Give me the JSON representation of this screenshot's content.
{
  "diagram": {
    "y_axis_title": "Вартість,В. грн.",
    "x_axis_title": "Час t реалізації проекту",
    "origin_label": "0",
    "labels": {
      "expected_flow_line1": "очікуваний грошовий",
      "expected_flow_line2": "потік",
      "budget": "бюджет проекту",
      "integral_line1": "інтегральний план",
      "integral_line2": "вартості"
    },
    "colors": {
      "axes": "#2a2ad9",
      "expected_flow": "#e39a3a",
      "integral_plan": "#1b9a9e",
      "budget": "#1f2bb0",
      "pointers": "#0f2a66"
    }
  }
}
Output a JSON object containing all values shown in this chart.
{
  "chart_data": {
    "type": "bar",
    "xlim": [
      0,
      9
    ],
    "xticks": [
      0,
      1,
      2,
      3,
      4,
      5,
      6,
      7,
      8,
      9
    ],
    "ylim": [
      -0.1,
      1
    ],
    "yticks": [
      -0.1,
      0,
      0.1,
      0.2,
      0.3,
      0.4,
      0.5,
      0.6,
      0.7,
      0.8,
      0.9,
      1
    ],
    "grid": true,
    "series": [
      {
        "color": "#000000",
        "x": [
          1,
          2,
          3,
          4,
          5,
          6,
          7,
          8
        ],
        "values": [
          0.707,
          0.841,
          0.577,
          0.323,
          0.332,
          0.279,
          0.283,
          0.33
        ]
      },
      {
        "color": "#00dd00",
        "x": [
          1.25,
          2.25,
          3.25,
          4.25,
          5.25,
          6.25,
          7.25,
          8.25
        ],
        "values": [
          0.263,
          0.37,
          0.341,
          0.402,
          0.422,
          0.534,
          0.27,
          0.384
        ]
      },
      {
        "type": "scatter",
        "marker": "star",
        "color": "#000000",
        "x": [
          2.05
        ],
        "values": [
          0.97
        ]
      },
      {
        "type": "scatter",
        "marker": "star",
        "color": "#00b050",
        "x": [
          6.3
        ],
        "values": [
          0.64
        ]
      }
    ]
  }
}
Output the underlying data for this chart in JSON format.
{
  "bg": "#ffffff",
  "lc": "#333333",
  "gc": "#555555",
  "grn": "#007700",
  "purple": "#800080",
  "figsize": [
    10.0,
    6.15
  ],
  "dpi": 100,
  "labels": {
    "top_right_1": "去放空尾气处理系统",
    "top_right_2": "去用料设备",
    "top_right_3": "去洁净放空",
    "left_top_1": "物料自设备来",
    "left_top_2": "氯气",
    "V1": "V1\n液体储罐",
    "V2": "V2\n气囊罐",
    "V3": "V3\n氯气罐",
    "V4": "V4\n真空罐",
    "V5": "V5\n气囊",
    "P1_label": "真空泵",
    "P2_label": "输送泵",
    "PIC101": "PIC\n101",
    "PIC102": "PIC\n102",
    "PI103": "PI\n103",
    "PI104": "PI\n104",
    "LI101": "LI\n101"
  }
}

────────────────

-- Exercise aim --
Transcribe word for word the lines from the one holding "Output the underlying" to the last line of the listing above, inclusive.

-- Result for this task --
Output the underlying data for this chart in JSON format.
{
  "bg": "#ffffff",
  "lc": "#333333",
  "gc": "#555555",
  "grn": "#007700",
  "purple": "#800080",
  "figsize": [
    10.0,
    6.15
  ],
  "dpi": 100,
  "labels": {
    "top_right_1": "去放空尾气处理系统",
    "top_right_2": "去用料设备",
    "top_right_3": "去洁净放空",
    "left_top_1": "物料自设备来",
    "left_top_2": "氯气",
    "V1": "V1\n液体储罐",
    "V2": "V2\n气囊罐",
    "V3": "V3\n氯气罐",
    "V4": "V4\n真空罐",
    "V5": "V5\n气囊",
    "P1_label": "真空泵",
    "P2_label": "输送泵",
    "PIC101": "PIC\n101",
    "PIC102": "PIC\n102",
    "PI103": "PI\n103",
    "PI104": "PI\n104",
    "LI101": "LI\n101"
  }
}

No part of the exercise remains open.